Ossetian mythology is the collective term for the beliefs and practices of the Ossetian people of the Caucasus region, which contains several gods and supernatural beings. The religion itself is believed to be of Scythian origin, but contains many later elements from Christianity, like the Ossetian gods often being identified with Christian saints. The gods play a role in the famous stories about a race of semi-divine heroes called the Narts.

Deities 
Hutsau or Xucau (). The chief of the gods.
Uastyrdzhi (Ossetian: Уастырджи), also known as Lagtydzuar or Lagdzuar, more rarely as Uastylag. Named after Saint George, he is the patron of males and travellers, and the guarantor of oaths. Main patron of North Ossetia–Alania.
Uacilla (Ossetian: Уацилла). Named after Saint Elijah, also spelled Watsilla. God of rain, thunder and lightning. As protector of the harvest he is known as Хоры Уацилла (Hory Uacilla, "Uacilla of the wheat"). Anyone struck by lightning was considered chosen by the god and, if they survived, a sheep was sacrificed in their honour. His festival was celebrated in the summer with the sacrifice of a lamb and a bull and the drinking of specially brewed beer. On that day women baked bread in silence as a mark of reverence.

> [Provided information]:
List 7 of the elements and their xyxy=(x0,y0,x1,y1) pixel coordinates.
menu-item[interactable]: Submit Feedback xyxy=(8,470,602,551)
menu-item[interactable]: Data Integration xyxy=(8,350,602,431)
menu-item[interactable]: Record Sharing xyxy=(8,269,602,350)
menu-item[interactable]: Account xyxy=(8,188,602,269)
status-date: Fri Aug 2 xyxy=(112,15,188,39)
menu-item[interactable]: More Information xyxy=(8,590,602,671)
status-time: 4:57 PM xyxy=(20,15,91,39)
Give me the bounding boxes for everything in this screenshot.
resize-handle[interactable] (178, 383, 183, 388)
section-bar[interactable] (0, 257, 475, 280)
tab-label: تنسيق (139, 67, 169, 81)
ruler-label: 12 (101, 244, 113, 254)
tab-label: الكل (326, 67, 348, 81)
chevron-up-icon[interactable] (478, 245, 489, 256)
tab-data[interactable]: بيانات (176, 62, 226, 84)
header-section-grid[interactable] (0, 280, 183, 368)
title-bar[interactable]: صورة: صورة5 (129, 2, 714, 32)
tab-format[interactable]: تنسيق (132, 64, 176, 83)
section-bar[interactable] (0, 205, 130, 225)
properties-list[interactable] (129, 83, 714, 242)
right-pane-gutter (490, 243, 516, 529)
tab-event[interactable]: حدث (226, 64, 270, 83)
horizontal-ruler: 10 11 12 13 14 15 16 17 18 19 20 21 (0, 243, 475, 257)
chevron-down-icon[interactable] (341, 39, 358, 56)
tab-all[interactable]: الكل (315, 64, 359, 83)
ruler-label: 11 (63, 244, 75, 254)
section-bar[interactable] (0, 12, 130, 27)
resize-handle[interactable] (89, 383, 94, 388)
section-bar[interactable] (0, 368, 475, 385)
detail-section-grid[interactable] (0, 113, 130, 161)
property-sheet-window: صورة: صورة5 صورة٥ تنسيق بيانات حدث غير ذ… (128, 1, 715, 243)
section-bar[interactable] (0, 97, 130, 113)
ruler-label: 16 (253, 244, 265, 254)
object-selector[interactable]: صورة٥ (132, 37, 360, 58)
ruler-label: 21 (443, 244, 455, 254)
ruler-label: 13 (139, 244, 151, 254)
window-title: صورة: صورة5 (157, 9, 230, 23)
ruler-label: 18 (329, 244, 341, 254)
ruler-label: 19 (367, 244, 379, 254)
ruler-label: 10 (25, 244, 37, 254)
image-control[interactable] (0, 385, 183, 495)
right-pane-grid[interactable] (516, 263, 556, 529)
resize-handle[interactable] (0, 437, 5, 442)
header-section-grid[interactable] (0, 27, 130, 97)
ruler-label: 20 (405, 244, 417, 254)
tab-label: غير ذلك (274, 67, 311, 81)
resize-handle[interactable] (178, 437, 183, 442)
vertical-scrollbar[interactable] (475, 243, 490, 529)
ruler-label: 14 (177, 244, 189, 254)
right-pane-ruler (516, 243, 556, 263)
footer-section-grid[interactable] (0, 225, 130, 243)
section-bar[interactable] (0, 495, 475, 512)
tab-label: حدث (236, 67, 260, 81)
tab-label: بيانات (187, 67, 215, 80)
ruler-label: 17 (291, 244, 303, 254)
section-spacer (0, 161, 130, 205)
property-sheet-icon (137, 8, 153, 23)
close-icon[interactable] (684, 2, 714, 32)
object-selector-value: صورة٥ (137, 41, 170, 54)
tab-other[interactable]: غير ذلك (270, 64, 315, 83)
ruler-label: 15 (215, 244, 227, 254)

> [Your goal]: Please carry the Ossetian mythology overview forward from its last sentence, adding more of its list of deities in the same style.

> [The response]:
Safa (Сафа). God of the hearth chain. The most important domestic deity for Ossetians.
Donbettyr (). Lord of the waters. He is named after Saint Peter, and is a fusion of the Ossetian don (meaning water) and Peter. He uses his chain to drag down those who unwarily go swimming too late to his realm at the bottom of the sea. He has many beautiful daughters, comparable to the Rusalki of Slavic mythology. Up to the 19th century, his day was celebrated on the Saturday following Easter by young girls.
Dzerassae (), one of Donbettyr's daughters, the mother of many Nart heroes.
Tutyr (Тутыр). Named after Saint Theodore of Tyre. Lord of the wolves.
Fælværa (Фæлвæра). Possibly named after Florus and Laurus. Fælværa was the protector of sheep and his festival was celebrated before sheep-shearing in September. He only has one eye. He is often the enemy of Tutyr.
Æfsati (Æфсати). Possibly named after Saint Eustace, he is a male hunting god.
Kurdalægon (Курдалæгон). The heavenly smith. A close friend of the Narts.
Satana (Сатана). Mother goddess, mother of the Narts.
Saubarag (Саубараг or Сау бараджи дзуар, "black rider"), the god of darkness and thieves.
Huyændon Ældar (Хуыæндон Æлдар). Lord of the fish. A great magician and a spirit who behaves like an earthly chief ("ældar"). His name means "Lord of the Strait" (according to Abaev, this is most probably the Cimmerian Bosphorus, the modern Strait of Kerch).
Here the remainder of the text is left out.